# Start of Exercise material

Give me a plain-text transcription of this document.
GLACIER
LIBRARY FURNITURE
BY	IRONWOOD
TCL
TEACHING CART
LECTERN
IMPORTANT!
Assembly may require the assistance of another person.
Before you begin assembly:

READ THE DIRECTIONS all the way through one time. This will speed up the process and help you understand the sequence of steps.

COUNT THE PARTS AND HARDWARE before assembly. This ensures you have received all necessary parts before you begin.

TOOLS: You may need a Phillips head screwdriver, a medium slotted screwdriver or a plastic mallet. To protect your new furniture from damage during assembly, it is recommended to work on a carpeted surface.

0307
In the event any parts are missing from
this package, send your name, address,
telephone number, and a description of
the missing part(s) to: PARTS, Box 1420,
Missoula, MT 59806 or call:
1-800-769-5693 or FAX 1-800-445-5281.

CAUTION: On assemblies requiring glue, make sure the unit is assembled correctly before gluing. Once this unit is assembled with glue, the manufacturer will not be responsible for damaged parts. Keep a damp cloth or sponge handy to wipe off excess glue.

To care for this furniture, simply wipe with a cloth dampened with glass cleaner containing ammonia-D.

# End of Exercise material

What you need to do –
Collect every line with the string "wipe" from the records, and copy each.

Written answer –
CAUTION: On assemblies requiring glue, make sure the unit is assembled correctly before gluing. Once this unit is assembled with glue, the manufacturer will not be responsible for damaged parts. Keep a damp cloth or sponge handy to wipe off excess glue.
To care for this furniture, simply wipe with a cloth dampened with glass cleaner containing ammonia-D.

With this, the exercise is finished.